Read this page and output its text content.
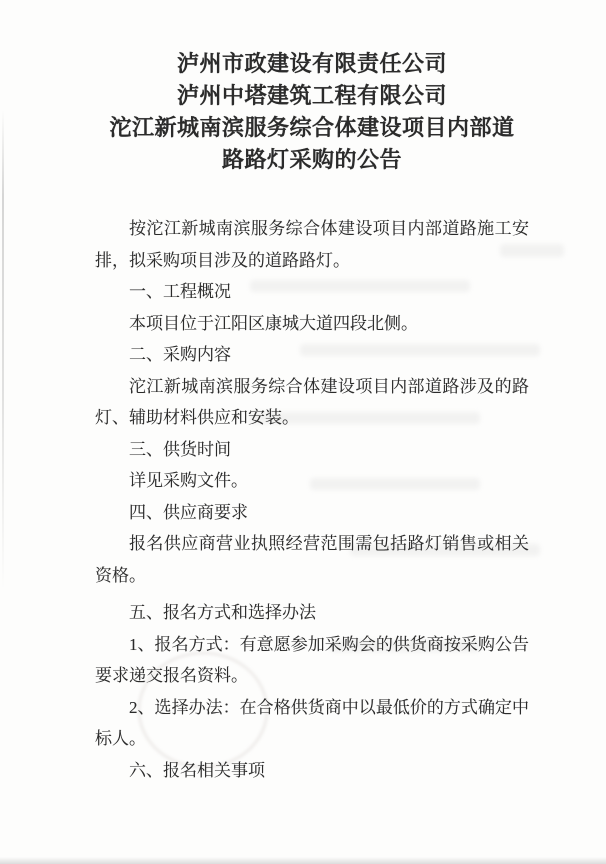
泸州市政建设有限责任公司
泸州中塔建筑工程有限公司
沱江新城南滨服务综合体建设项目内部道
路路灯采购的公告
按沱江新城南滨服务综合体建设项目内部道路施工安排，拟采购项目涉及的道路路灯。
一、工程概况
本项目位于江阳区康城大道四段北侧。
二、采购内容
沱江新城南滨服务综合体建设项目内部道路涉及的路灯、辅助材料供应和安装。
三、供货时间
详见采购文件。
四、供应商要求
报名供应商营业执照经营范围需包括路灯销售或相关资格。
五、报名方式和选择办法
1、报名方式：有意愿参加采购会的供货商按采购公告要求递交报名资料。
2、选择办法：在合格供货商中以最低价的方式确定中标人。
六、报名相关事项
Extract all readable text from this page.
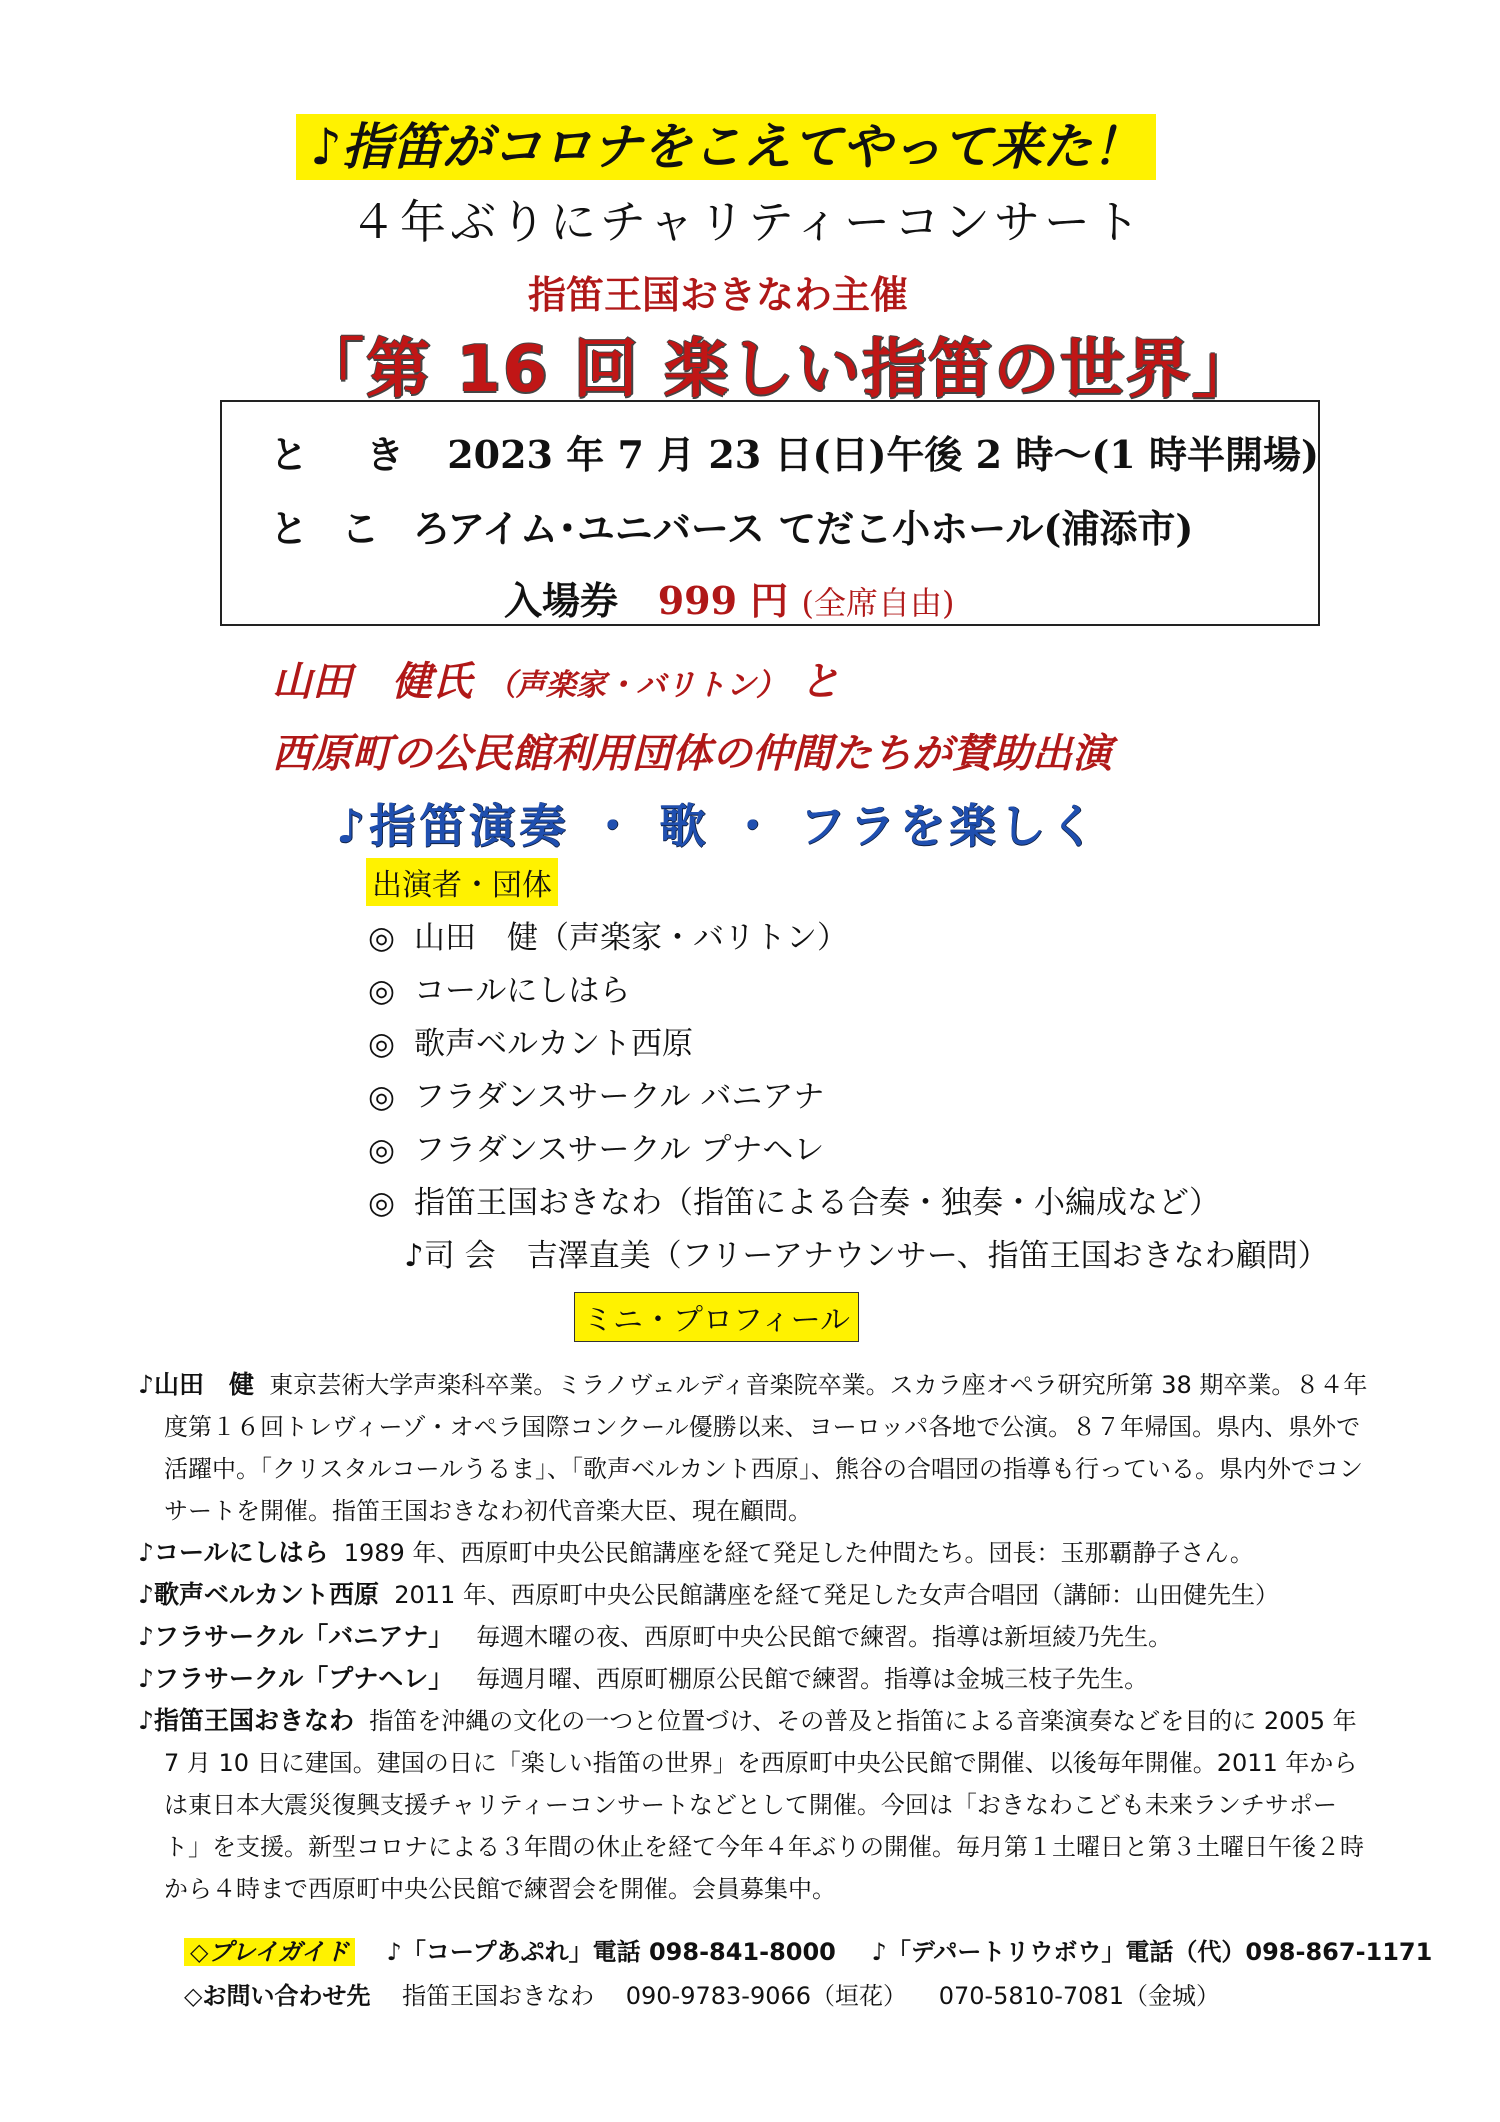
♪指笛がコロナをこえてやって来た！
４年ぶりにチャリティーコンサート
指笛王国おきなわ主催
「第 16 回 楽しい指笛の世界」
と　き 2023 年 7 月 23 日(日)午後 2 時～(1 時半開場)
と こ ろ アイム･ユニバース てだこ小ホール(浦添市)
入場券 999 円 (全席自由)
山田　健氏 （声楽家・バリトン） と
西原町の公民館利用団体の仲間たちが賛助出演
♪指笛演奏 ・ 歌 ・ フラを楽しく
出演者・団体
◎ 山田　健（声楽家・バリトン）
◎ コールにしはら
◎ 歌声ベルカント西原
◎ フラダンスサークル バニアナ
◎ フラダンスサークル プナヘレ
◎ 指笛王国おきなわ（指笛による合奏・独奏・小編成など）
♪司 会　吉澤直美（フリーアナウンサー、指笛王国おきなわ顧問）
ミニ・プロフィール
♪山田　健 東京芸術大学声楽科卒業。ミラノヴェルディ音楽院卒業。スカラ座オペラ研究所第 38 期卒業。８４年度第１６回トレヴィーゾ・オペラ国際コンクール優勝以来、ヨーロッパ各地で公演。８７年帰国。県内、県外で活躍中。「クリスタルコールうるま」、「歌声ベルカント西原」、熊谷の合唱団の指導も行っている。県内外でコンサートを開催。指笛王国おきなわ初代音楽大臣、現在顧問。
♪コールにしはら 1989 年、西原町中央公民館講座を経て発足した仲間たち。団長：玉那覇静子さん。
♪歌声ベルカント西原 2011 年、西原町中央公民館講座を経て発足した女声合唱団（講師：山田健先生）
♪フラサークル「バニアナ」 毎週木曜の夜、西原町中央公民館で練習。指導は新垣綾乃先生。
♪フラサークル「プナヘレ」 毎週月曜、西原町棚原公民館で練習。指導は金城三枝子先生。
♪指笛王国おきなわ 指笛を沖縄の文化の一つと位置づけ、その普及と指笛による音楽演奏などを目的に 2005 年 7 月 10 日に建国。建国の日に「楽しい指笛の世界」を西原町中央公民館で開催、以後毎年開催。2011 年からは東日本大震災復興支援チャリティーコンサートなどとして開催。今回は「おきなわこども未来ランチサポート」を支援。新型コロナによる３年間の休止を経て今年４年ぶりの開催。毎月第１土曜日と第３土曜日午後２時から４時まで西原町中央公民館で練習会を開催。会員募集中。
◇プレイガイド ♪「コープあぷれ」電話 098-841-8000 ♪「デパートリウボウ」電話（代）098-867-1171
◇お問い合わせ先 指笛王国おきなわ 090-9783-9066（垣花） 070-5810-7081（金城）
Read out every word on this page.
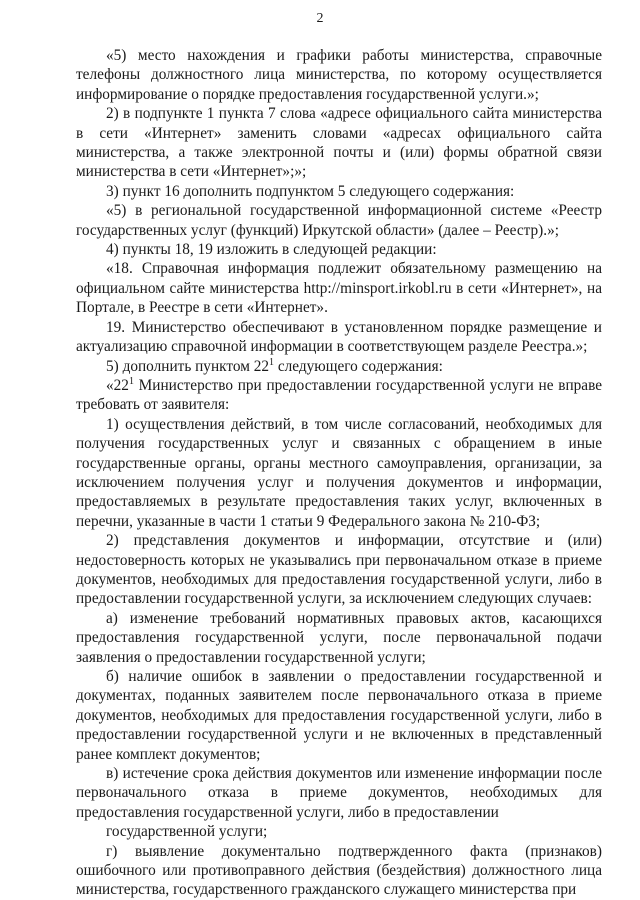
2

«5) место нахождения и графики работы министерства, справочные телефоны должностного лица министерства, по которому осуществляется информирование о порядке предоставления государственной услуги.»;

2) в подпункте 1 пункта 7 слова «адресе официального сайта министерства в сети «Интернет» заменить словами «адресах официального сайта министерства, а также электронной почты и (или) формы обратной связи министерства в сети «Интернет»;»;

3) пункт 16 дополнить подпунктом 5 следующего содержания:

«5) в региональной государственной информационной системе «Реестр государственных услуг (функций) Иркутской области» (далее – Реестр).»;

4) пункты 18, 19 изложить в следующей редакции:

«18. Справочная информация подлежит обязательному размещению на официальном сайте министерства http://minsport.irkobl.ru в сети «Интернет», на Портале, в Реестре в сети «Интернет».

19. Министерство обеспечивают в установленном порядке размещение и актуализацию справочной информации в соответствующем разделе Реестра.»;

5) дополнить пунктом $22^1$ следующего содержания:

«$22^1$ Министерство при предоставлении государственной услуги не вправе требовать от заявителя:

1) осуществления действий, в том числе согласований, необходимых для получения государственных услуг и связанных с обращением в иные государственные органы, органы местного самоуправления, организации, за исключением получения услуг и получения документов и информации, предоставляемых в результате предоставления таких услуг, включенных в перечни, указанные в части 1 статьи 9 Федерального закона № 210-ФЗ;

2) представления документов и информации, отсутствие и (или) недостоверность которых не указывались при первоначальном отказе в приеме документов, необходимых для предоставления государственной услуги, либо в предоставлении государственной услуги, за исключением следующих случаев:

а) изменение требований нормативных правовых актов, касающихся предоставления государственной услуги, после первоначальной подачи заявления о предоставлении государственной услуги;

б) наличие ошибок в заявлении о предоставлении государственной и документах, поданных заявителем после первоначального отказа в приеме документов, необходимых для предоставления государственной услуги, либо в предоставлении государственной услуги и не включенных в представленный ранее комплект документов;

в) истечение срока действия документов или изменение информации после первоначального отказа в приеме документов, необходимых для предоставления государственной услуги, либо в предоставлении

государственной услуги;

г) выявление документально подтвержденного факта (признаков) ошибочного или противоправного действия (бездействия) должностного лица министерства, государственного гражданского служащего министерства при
■ ■ ■ ■ ■ ■ ■
• _Set task_
Among the lines of the data, identify those with the word "содержания". Copy each of them.

• _Exercise solution_
3) пункт 16 дополнить подпунктом 5 следующего содержания:
5) дополнить пунктом $22^1$ следующего содержания:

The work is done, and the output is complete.